— Begin —

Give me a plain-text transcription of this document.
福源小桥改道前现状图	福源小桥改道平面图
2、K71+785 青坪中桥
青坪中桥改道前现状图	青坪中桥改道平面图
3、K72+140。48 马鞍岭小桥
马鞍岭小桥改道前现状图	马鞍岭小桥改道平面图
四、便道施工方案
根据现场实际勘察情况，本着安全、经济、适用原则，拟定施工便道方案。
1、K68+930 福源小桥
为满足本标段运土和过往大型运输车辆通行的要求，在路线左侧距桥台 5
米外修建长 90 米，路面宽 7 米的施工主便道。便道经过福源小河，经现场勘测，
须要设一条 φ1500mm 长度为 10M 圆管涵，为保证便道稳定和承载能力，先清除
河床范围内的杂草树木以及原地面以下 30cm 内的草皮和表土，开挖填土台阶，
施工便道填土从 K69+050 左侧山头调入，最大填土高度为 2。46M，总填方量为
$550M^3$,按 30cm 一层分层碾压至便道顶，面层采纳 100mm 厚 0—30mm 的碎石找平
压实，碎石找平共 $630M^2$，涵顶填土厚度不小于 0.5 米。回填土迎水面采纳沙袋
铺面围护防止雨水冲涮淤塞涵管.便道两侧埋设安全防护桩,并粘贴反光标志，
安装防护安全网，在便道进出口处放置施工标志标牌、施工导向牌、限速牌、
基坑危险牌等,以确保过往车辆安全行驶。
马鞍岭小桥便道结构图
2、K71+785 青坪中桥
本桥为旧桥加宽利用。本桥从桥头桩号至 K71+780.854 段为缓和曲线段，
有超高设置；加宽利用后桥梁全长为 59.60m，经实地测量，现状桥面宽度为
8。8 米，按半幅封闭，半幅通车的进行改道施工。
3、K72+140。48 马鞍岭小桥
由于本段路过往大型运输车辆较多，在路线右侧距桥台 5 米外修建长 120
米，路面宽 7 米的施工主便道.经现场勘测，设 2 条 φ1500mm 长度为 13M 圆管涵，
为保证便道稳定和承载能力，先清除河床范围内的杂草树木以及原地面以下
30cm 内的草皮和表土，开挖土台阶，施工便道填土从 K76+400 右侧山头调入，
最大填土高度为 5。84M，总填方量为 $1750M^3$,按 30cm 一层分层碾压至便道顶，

— End —
— Begin —

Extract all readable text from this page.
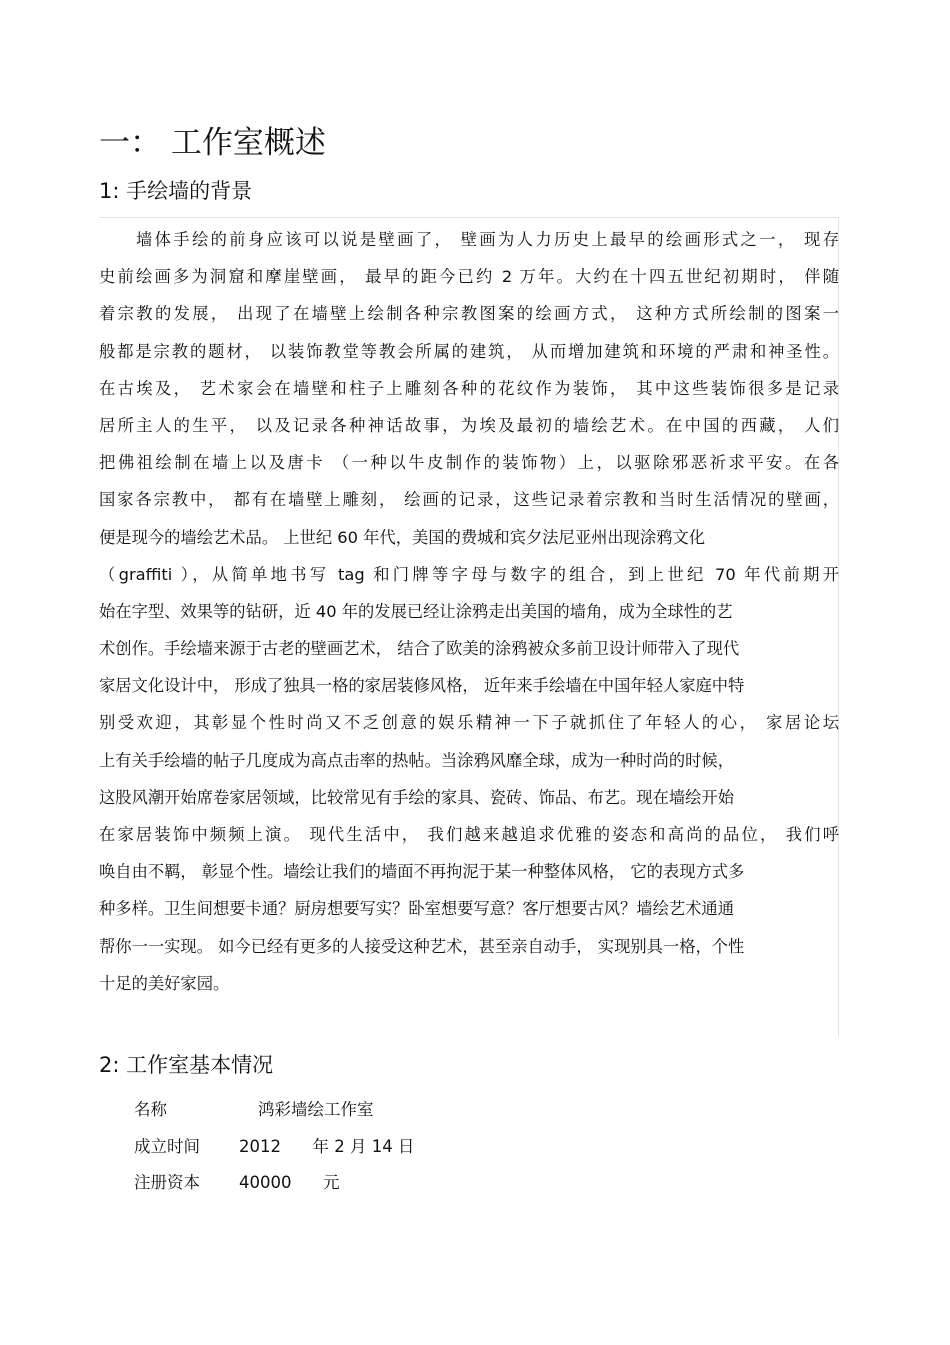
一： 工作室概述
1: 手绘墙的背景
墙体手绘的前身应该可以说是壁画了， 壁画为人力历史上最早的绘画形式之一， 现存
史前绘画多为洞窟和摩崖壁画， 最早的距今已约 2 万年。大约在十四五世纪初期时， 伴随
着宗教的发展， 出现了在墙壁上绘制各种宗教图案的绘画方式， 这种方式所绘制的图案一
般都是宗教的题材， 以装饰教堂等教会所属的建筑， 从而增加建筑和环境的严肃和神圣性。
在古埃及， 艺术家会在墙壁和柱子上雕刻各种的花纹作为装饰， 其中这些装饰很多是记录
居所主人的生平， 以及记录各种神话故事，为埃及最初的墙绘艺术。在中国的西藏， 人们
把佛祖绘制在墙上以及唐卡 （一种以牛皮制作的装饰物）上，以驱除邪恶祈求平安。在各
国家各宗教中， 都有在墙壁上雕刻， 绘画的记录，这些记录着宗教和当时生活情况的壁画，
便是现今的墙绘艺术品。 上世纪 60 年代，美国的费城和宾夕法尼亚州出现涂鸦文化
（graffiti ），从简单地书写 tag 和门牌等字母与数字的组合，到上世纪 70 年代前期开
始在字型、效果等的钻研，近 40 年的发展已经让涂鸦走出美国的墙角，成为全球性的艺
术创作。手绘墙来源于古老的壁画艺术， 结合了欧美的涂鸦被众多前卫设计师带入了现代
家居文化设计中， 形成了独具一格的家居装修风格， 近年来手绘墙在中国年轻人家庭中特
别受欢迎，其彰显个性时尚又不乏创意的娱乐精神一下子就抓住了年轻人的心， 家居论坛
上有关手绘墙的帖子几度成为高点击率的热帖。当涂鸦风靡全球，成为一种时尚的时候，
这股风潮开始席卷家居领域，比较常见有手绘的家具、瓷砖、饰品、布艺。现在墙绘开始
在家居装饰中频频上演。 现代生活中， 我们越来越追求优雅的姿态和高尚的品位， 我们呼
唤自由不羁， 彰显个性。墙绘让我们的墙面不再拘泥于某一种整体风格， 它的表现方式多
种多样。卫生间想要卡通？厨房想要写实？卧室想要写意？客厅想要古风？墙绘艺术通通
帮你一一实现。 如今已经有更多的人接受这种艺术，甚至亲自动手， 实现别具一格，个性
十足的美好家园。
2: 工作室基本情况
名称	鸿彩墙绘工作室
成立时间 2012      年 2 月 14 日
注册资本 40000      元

— End —
— Begin —

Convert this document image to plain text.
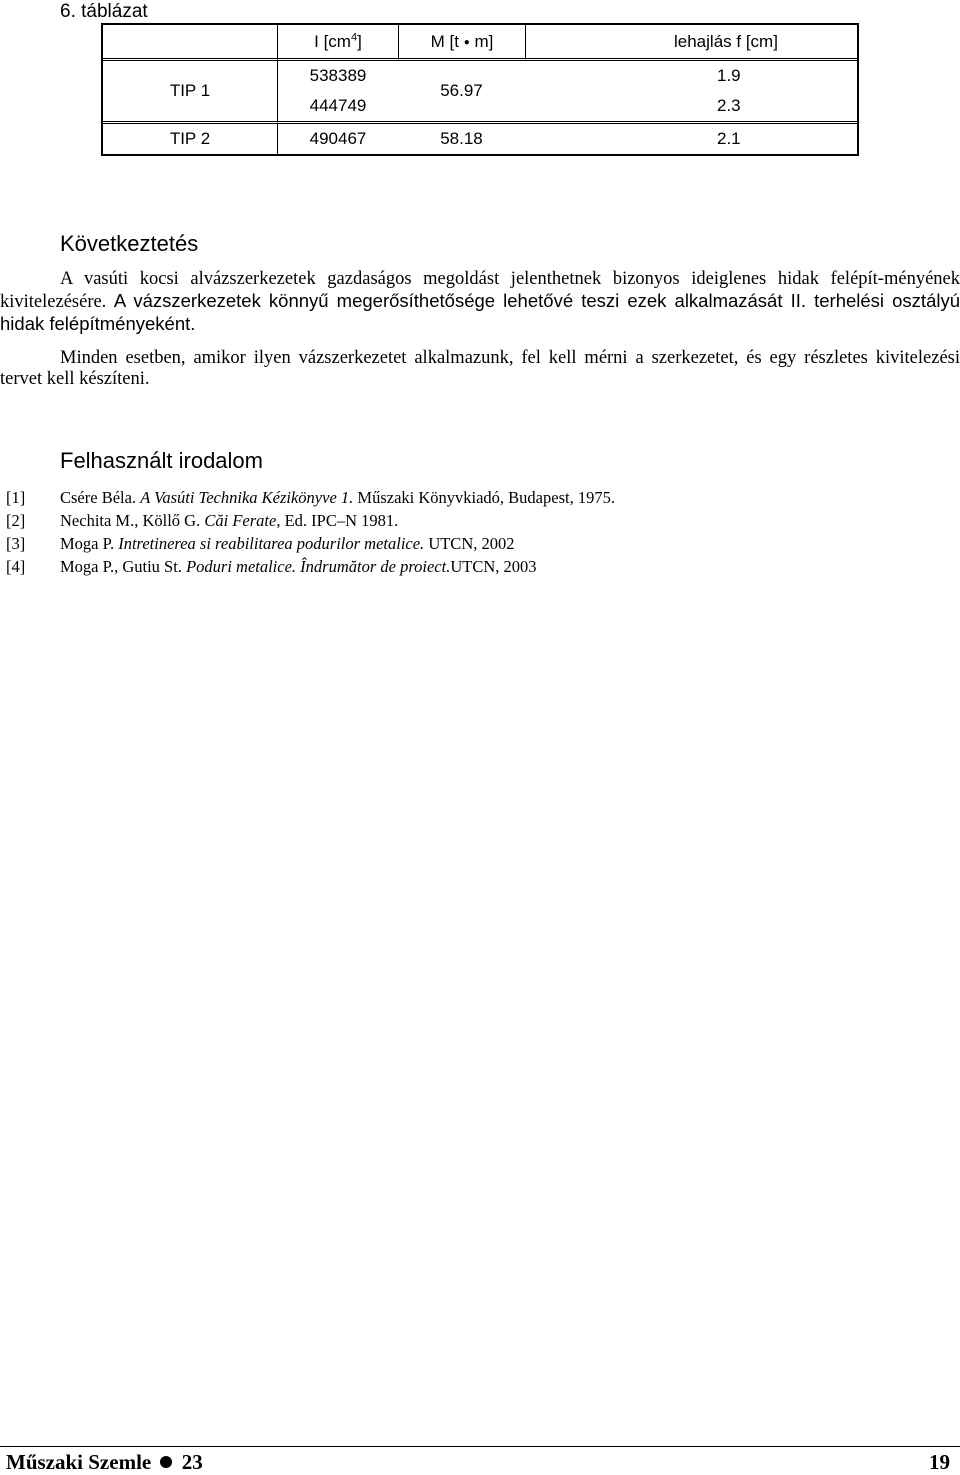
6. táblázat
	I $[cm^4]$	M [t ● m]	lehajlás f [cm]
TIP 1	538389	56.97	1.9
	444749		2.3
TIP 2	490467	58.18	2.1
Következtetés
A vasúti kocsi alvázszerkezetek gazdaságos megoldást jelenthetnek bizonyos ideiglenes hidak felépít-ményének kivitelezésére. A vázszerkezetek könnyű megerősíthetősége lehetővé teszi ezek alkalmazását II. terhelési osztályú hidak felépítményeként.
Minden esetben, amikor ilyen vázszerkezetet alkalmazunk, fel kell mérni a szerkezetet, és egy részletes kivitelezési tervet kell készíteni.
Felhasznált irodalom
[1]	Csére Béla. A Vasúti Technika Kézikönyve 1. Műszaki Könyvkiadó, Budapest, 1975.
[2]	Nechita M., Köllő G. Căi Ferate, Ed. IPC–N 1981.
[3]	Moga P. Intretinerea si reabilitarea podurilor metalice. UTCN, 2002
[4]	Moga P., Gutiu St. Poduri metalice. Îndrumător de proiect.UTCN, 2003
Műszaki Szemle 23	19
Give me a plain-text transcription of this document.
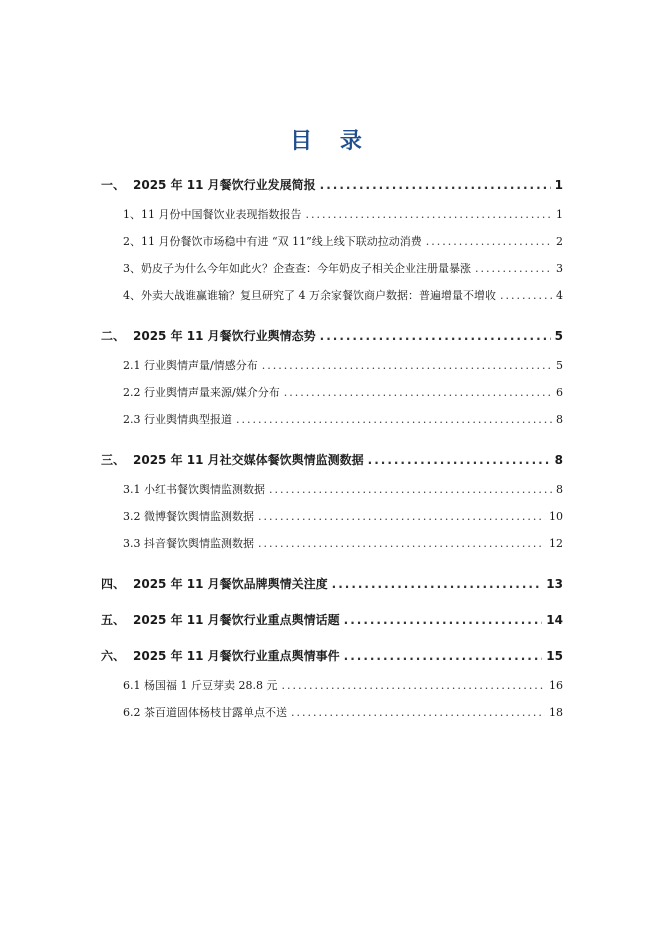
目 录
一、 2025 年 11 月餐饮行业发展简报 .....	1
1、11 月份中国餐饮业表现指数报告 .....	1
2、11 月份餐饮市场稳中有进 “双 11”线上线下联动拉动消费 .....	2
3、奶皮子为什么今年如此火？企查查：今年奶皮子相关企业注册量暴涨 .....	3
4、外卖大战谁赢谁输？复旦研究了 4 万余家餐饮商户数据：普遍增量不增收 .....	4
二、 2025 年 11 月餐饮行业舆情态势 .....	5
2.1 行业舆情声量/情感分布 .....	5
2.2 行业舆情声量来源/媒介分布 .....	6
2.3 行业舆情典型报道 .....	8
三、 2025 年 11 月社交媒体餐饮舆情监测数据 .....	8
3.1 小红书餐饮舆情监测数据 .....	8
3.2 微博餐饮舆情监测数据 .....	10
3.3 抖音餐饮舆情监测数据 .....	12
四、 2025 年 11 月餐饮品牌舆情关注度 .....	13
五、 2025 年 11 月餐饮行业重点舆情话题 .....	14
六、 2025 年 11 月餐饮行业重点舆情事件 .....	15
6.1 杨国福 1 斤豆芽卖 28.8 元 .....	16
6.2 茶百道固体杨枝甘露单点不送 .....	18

— End —

Pick each line holding the word "内的草皮和表土" out of the data and copy it.

河床范围内的杂草树木以及原地面以下 30cm 内的草皮和表土，开挖填土台阶，
30cm 内的草皮和表土，开挖土台阶，施工便道填土从 K76+400 右侧山头调入，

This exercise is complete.